■ **Figure record extracts**
Start
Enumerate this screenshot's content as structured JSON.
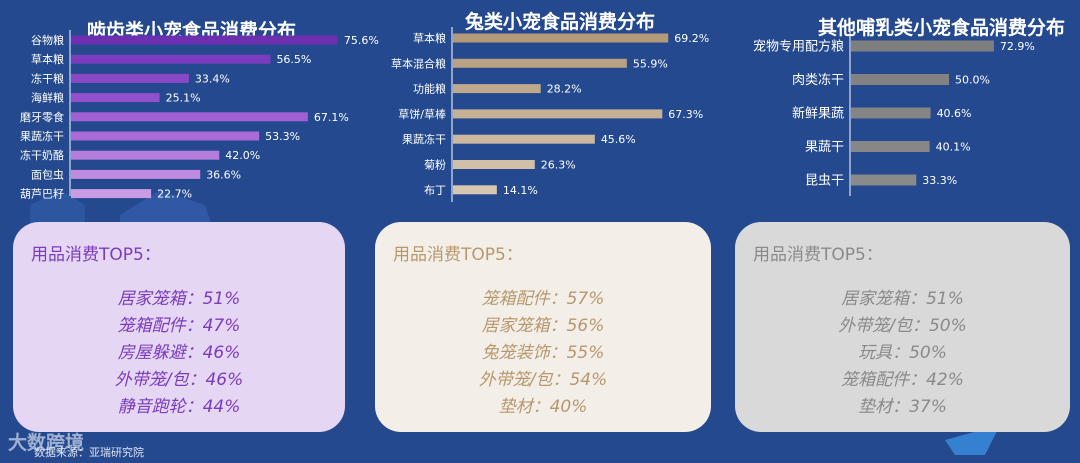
{
  "chart_data": [
    {
      "type": "bar",
      "orientation": "horizontal",
      "title": "啮齿类小宠食品消费分布",
      "categories": [
        "谷物粮",
        "草本粮",
        "冻干粮",
        "海鲜粮",
        "磨牙零食",
        "果蔬冻干",
        "冻干奶酪",
        "面包虫",
        "葫芦巴籽"
      ],
      "values": [
        75.6,
        56.5,
        33.4,
        25.1,
        67.1,
        53.3,
        42.0,
        36.6,
        22.7
      ],
      "value_labels": [
        "75.6%",
        "56.5%",
        "33.4%",
        "25.1%",
        "67.1%",
        "53.3%",
        "42.0%",
        "36.6%",
        "22.7%"
      ],
      "colors": [
        "#6b2fb0",
        "#7a3cbc",
        "#8948c6",
        "#9350cc",
        "#a05fd2",
        "#aa6bd8",
        "#b47ddc",
        "#bf8ce0",
        "#c99de6"
      ],
      "xlim": [
        0,
        100
      ]
    },
    {
      "type": "bar",
      "orientation": "horizontal",
      "title": "兔类小宠食品消费分布",
      "categories": [
        "草本粮",
        "草本混合粮",
        "功能粮",
        "草饼/草棒",
        "果蔬冻干",
        "菊粉",
        "布丁"
      ],
      "values": [
        69.2,
        55.9,
        28.2,
        67.3,
        45.6,
        26.3,
        14.1
      ],
      "value_labels": [
        "69.2%",
        "55.9%",
        "28.2%",
        "67.3%",
        "45.6%",
        "26.3%",
        "14.1%"
      ],
      "colors": [
        "#b39a79",
        "#b9a283",
        "#bfa98c",
        "#c6b196",
        "#cbb89f",
        "#d1bfa8",
        "#d7c6b2"
      ],
      "xlim": [
        0,
        100
      ]
    },
    {
      "type": "bar",
      "orientation": "horizontal",
      "title": "其他哺乳类小宠食品消费分布",
      "categories": [
        "宠物专用配方粮",
        "肉类冻干",
        "新鲜果蔬",
        "果蔬干",
        "昆虫干"
      ],
      "values": [
        72.9,
        50.0,
        40.6,
        40.1,
        33.3
      ],
      "value_labels": [
        "72.9%",
        "50.0%",
        "40.6%",
        "40.1%",
        "33.3%"
      ],
      "colors": [
        "#7f7f7f",
        "#828282",
        "#858585",
        "#878787",
        "#8a8a8a"
      ],
      "xlim": [
        0,
        100
      ]
    }
  ],
  "cards": [
    {
      "title": "用品消费TOP5：",
      "items": [
        "居家笼箱：51%",
        "笼箱配件：47%",
        "房屋躲避：46%",
        "外带笼/包：46%",
        "静音跑轮：44%"
      ],
      "bg_color": "#e5d6f4",
      "text_color": "#7a3cbc"
    },
    {
      "title": "用品消费TOP5：",
      "items": [
        "笼箱配件：57%",
        "居家笼箱：56%",
        "兔笼装饰：55%",
        "外带笼/包：54%",
        "垫材：40%"
      ],
      "bg_color": "#f3efe8",
      "text_color": "#b7986d"
    },
    {
      "title": "用品消费TOP5：",
      "items": [
        "居家笼箱：51%",
        "外带笼/包：50%",
        "玩具：50%",
        "笼箱配件：42%",
        "垫材：37%"
      ],
      "bg_color": "#d9d9d9",
      "text_color": "#8a8a8a"
    }
  ],
  "footer": {
    "logo": "大数跨境",
    "source": "数据来源：亚瑞研究院"
  },
  "colors": {
    "background": "#24498f",
    "axis": "#ffffff",
    "label_text": "#ffffff"
  }
}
End
■ **SET PROBLEM**
Retype each entry precisely. Skip images entirely.

■ **SOLUTION**
Enumerate this screenshot's content as structured JSON.
{
  "chart_data": [
    {
      "type": "bar",
      "orientation": "horizontal",
      "title": "啮齿类小宠食品消费分布",
      "categories": [
        "谷物粮",
        "草本粮",
        "冻干粮",
        "海鲜粮",
        "磨牙零食",
        "果蔬冻干",
        "冻干奶酪",
        "面包虫",
        "葫芦巴籽"
      ],
      "values": [
        75.6,
        56.5,
        33.4,
        25.1,
        67.1,
        53.3,
        42.0,
        36.6,
        22.7
      ],
      "value_labels": [
        "75.6%",
        "56.5%",
        "33.4%",
        "25.1%",
        "67.1%",
        "53.3%",
        "42.0%",
        "36.6%",
        "22.7%"
      ],
      "colors": [
        "#6b2fb0",
        "#7a3cbc",
        "#8948c6",
        "#9350cc",
        "#a05fd2",
        "#aa6bd8",
        "#b47ddc",
        "#bf8ce0",
        "#c99de6"
      ],
      "xlim": [
        0,
        100
      ]
    },
    {
      "type": "bar",
      "orientation": "horizontal",
      "title": "兔类小宠食品消费分布",
      "categories": [
        "草本粮",
        "草本混合粮",
        "功能粮",
        "草饼/草棒",
        "果蔬冻干",
        "菊粉",
        "布丁"
      ],
      "values": [
        69.2,
        55.9,
        28.2,
        67.3,
        45.6,
        26.3,
        14.1
      ],
      "value_labels": [
        "69.2%",
        "55.9%",
        "28.2%",
        "67.3%",
        "45.6%",
        "26.3%",
        "14.1%"
      ],
      "colors": [
        "#b39a79",
        "#b9a283",
        "#bfa98c",
        "#c6b196",
        "#cbb89f",
        "#d1bfa8",
        "#d7c6b2"
      ],
      "xlim": [
        0,
        100
      ]
    },
    {
      "type": "bar",
      "orientation": "horizontal",
      "title": "其他哺乳类小宠食品消费分布",
      "categories": [
        "宠物专用配方粮",
        "肉类冻干",
        "新鲜果蔬",
        "果蔬干",
        "昆虫干"
      ],
      "values": [
        72.9,
        50.0,
        40.6,
        40.1,
        33.3
      ],
      "value_labels": [
        "72.9%",
        "50.0%",
        "40.6%",
        "40.1%",
        "33.3%"
      ],
      "colors": [
        "#7f7f7f",
        "#828282",
        "#858585",
        "#878787",
        "#8a8a8a"
      ],
      "xlim": [
        0,
        100
      ]
    }
  ],
  "cards": [
    {
      "title": "用品消费TOP5：",
      "items": [
        "居家笼箱：51%",
        "笼箱配件：47%",
        "房屋躲避：46%",
        "外带笼/包：46%",
        "静音跑轮：44%"
      ],
      "bg_color": "#e5d6f4",
      "text_color": "#7a3cbc"
    },
    {
      "title": "用品消费TOP5：",
      "items": [
        "笼箱配件：57%",
        "居家笼箱：56%",
        "兔笼装饰：55%",
        "外带笼/包：54%",
        "垫材：40%"
      ],
      "bg_color": "#f3efe8",
      "text_color": "#b7986d"
    },
    {
      "title": "用品消费TOP5：",
      "items": [
        "居家笼箱：51%",
        "外带笼/包：50%",
        "玩具：50%",
        "笼箱配件：42%",
        "垫材：37%"
      ],
      "bg_color": "#d9d9d9",
      "text_color": "#8a8a8a"
    }
  ],
  "footer": {
    "logo": "大数跨境",
    "source": "数据来源：亚瑞研究院"
  },
  "colors": {
    "background": "#24498f",
    "axis": "#ffffff",
    "label_text": "#ffffff"
  }
}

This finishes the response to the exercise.